Excerpts from a figure dataset
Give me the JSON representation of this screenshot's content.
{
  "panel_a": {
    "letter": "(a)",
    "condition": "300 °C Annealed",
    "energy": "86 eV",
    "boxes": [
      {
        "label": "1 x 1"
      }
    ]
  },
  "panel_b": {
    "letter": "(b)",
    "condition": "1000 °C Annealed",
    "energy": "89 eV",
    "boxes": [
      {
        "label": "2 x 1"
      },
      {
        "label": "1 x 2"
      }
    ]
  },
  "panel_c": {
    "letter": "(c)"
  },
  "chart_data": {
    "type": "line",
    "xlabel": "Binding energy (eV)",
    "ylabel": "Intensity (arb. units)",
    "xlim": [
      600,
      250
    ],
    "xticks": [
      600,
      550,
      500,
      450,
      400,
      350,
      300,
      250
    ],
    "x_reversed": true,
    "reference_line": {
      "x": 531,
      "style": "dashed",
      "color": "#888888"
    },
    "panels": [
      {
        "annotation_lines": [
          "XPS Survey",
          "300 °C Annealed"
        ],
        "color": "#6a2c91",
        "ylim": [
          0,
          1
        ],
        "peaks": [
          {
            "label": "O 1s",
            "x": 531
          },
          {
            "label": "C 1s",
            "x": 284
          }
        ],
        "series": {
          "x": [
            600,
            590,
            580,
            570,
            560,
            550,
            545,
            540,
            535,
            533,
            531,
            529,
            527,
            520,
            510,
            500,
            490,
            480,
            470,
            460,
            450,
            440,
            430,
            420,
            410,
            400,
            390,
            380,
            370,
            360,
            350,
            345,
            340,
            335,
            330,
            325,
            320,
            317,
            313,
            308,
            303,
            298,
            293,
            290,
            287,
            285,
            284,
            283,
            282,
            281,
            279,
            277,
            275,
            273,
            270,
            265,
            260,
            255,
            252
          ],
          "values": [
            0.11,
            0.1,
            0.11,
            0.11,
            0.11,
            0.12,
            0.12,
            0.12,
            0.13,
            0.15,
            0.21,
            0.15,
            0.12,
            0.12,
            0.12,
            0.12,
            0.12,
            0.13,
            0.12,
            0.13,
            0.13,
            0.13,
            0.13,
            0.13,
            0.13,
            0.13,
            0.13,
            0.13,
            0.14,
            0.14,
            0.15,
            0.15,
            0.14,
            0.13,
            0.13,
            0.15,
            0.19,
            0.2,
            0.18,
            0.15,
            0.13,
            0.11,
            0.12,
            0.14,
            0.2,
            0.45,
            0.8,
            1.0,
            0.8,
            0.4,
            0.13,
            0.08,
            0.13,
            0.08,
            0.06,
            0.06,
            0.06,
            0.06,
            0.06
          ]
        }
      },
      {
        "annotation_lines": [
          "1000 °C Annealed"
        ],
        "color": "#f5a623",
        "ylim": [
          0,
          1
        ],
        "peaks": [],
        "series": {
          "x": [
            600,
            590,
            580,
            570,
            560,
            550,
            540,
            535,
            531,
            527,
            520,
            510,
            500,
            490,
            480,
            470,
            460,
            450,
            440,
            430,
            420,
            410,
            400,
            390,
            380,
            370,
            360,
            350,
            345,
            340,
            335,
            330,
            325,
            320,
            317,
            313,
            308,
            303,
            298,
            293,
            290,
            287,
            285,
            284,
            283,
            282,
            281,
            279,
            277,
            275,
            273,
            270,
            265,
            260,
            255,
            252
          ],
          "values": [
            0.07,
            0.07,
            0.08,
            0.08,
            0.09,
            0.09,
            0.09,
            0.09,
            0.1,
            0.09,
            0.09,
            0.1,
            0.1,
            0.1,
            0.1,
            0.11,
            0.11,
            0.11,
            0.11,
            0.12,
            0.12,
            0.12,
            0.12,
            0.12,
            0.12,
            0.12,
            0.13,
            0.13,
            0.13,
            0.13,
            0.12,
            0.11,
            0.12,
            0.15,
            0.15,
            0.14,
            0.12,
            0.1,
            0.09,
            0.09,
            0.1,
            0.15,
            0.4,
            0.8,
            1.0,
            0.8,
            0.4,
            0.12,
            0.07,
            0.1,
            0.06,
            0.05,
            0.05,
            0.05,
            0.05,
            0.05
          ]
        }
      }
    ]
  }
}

YOUR INSTRUCTIONS — Count how many lines above carry the word "color". Only the number is required.

REPLY — 3